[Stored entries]
◆ ◆ ◆ ◆ ◆

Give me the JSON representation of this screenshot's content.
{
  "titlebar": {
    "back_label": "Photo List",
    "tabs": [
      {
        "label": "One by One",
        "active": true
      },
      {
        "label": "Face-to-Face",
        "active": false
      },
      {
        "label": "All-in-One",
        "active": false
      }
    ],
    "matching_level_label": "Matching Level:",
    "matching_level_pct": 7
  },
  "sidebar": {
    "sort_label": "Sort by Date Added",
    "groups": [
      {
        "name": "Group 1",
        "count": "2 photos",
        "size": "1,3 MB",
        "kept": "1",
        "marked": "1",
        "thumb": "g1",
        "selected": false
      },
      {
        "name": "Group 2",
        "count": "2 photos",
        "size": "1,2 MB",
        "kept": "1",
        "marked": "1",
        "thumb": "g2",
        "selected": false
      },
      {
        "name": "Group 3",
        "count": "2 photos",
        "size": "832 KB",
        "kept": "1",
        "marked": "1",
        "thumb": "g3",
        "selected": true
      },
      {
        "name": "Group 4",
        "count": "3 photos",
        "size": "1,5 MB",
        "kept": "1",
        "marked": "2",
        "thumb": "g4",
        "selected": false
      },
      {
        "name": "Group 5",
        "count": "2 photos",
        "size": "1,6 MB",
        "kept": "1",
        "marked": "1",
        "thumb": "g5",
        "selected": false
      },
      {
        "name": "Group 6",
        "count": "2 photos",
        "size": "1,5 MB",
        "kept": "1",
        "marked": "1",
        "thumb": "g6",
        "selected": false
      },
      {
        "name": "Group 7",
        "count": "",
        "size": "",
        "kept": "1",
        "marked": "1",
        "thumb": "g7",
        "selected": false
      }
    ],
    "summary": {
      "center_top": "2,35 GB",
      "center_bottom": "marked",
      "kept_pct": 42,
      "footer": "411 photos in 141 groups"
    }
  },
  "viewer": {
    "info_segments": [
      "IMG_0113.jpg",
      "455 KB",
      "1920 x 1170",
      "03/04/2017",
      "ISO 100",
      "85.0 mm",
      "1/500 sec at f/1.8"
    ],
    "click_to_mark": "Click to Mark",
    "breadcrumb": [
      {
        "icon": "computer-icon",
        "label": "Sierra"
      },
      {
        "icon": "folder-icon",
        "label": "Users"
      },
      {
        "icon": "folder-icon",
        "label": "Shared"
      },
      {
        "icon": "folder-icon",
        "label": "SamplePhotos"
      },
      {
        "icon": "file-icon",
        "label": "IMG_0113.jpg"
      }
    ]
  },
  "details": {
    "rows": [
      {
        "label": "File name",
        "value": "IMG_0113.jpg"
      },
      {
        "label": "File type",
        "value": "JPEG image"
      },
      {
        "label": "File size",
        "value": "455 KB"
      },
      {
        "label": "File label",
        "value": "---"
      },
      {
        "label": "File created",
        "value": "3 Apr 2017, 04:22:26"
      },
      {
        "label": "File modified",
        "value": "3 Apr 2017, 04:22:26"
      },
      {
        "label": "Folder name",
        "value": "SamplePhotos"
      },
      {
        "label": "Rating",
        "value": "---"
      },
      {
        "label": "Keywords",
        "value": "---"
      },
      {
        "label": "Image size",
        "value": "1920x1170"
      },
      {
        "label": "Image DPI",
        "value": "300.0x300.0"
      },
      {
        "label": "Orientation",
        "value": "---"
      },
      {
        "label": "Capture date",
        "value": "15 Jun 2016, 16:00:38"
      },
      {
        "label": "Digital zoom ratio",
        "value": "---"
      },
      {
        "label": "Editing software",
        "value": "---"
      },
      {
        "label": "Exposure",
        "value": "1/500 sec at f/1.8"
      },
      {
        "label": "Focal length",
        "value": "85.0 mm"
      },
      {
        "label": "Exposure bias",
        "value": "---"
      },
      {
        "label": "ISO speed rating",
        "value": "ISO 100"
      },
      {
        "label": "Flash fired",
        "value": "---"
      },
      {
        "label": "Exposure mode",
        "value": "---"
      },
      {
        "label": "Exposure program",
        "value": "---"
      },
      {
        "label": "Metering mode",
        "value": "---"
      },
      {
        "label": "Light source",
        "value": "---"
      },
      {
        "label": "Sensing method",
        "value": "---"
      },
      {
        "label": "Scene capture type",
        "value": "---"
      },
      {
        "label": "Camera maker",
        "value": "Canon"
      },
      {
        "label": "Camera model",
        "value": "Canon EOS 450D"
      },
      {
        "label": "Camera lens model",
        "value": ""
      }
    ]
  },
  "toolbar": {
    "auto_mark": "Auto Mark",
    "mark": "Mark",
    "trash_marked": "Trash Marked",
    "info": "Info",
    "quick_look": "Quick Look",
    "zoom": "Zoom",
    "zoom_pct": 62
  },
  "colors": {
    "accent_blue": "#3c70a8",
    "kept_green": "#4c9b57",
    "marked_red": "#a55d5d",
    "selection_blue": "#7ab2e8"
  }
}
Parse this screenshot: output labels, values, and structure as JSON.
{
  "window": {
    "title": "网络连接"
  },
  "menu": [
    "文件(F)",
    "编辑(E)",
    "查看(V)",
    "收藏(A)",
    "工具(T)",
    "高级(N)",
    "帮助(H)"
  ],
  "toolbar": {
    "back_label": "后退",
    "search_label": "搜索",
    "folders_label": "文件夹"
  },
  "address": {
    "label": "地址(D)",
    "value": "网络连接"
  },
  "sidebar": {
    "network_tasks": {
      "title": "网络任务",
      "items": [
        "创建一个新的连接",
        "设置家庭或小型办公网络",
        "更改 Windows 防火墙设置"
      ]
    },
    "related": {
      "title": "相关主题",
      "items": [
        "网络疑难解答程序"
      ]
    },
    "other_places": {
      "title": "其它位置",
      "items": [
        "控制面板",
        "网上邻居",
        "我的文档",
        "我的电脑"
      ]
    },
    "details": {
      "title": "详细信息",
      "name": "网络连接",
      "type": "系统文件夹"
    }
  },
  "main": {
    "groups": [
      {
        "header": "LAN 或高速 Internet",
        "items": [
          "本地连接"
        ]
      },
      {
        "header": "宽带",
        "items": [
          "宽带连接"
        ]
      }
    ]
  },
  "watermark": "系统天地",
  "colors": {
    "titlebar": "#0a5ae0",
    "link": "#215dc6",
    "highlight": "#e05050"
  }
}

◆ ◆ ◆ ◆ ◆

#### [YOUR INSTRUCTIONS]
Pull out each line of the listing that holds the string "Exposure".

#### [EXERCISE SOLUTION]
        "label": "Exposure",
        "label": "Exposure bias",
        "label": "Exposure mode",
        "label": "Exposure program",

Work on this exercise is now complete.